Prompt
Start at the first of the entries and stop after the line that contains "desktop-icon-install-mac-boot[interactable]: Install Mac". Copy those lines with "desktop-peek-button" substituted for "show-desktop-button" and nothing else changed.

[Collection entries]
++++++++++
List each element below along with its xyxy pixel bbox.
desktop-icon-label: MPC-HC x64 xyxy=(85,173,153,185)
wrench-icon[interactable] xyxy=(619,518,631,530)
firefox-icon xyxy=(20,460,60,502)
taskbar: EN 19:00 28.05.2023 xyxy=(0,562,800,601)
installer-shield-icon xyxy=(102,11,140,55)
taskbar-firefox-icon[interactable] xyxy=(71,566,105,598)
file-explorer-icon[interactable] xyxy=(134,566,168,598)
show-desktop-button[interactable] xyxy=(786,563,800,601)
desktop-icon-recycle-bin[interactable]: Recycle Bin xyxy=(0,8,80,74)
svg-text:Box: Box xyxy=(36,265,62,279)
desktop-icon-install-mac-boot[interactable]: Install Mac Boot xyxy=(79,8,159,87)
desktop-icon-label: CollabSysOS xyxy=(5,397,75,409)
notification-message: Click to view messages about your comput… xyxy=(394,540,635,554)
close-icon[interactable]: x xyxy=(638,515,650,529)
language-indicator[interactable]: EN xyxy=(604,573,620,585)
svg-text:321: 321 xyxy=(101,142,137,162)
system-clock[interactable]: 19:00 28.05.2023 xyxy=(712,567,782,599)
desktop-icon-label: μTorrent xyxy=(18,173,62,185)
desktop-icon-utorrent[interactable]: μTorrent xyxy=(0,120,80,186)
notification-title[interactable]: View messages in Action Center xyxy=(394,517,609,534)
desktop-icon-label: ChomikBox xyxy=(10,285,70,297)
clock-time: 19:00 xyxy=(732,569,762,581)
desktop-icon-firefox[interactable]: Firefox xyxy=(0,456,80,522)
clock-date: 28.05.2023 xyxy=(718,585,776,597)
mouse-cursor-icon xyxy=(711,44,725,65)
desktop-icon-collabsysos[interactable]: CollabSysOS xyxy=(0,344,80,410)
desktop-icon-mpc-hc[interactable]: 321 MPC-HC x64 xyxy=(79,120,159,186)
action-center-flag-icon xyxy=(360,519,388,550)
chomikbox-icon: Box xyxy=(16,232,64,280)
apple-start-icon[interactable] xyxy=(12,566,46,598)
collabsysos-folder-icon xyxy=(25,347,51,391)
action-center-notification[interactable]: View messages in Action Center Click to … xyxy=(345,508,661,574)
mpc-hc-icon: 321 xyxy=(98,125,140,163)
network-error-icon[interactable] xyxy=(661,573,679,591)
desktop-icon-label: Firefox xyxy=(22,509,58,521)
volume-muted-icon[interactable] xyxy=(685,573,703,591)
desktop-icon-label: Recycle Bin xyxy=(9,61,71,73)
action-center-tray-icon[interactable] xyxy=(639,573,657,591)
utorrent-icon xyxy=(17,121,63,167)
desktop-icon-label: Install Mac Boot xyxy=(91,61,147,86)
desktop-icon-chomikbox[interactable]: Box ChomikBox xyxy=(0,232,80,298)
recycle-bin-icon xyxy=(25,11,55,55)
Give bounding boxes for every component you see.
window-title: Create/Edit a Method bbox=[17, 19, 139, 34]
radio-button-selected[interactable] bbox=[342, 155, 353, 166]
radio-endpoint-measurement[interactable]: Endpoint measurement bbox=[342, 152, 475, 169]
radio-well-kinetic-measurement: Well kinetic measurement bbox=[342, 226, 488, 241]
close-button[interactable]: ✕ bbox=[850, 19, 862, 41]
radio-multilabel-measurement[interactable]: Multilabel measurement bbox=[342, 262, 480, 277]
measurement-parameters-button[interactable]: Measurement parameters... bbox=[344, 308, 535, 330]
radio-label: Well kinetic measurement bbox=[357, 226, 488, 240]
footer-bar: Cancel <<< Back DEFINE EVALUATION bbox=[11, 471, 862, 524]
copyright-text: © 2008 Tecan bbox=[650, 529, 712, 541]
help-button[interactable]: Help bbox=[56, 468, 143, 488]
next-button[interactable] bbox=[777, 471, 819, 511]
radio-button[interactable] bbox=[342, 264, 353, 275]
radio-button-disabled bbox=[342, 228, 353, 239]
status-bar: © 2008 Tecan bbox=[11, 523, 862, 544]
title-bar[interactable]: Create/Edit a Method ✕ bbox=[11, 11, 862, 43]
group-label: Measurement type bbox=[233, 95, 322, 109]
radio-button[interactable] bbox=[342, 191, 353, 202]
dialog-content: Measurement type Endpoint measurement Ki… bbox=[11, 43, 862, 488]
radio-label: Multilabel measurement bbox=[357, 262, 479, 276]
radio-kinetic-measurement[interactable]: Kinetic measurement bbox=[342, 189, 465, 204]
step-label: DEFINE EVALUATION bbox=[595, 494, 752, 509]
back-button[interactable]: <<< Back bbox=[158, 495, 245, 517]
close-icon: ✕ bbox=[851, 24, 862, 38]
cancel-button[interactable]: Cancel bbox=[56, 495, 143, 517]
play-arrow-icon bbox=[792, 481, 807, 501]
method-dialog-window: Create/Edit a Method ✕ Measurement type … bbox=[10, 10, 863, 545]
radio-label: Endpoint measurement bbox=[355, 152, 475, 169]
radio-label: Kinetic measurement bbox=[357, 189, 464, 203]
++++++++++
Full response
List each element below along with its xyxy pixel bbox.
desktop-icon-label: MPC-HC x64 xyxy=(85,173,153,185)
wrench-icon[interactable] xyxy=(619,518,631,530)
firefox-icon xyxy=(20,460,60,502)
taskbar: EN 19:00 28.05.2023 xyxy=(0,562,800,601)
installer-shield-icon xyxy=(102,11,140,55)
taskbar-firefox-icon[interactable] xyxy=(71,566,105,598)
file-explorer-icon[interactable] xyxy=(134,566,168,598)
desktop-peek-button[interactable] xyxy=(786,563,800,601)
desktop-icon-recycle-bin[interactable]: Recycle Bin xyxy=(0,8,80,74)
svg-text:Box: Box xyxy=(36,265,62,279)
desktop-icon-install-mac-boot[interactable]: Install Mac Boot xyxy=(79,8,159,87)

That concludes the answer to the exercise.